* START Dataset excerpts *

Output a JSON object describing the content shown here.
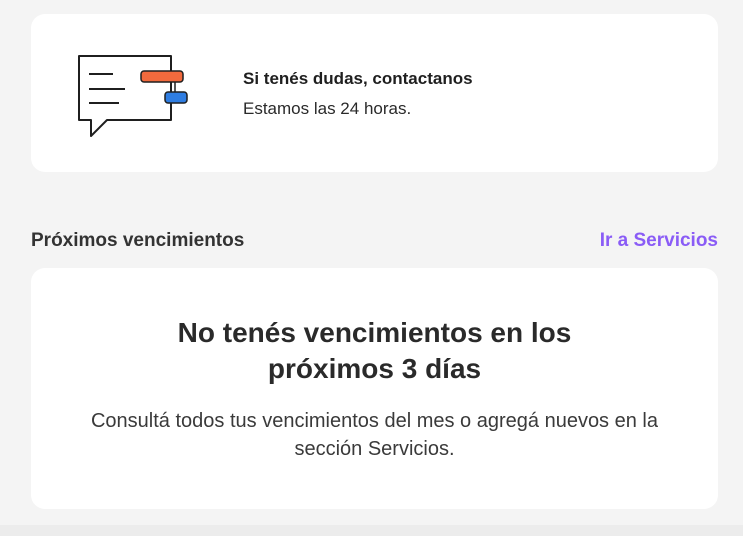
{
  "contact": {
    "icon": "chat-bubble-icon",
    "title": "Si tenés dudas, contactanos",
    "subtitle": "Estamos las 24 horas."
  },
  "upcoming": {
    "title": "Próximos vencimientos",
    "link_label": "Ir a Servicios",
    "empty_title": "No tenés vencimientos en los próximos 3 días",
    "empty_body": "Consultá todos tus vencimientos del mes o agregá nuevos en la sección Servicios."
  },
  "colors": {
    "accent_purple": "#8a5cf6",
    "icon_orange": "#f26a3d",
    "icon_blue": "#2f7de1",
    "background": "#f4f4f4"
  }
}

* END Dataset excerpts *

### Exercise requirements
Leave images out of the retyped records; keep all else exact.

### Solved exercise
Output a JSON object describing the content shown here.
{
  "contact": {
    "icon": "chat-bubble-icon",
    "title": "Si tenés dudas, contactanos",
    "subtitle": "Estamos las 24 horas."
  },
  "upcoming": {
    "title": "Próximos vencimientos",
    "link_label": "Ir a Servicios",
    "empty_title": "No tenés vencimientos en los próximos 3 días",
    "empty_body": "Consultá todos tus vencimientos del mes o agregá nuevos en la sección Servicios."
  },
  "colors": {
    "accent_purple": "#8a5cf6",
    "icon_orange": "#f26a3d",
    "icon_blue": "#2f7de1",
    "background": "#f4f4f4"
  }
}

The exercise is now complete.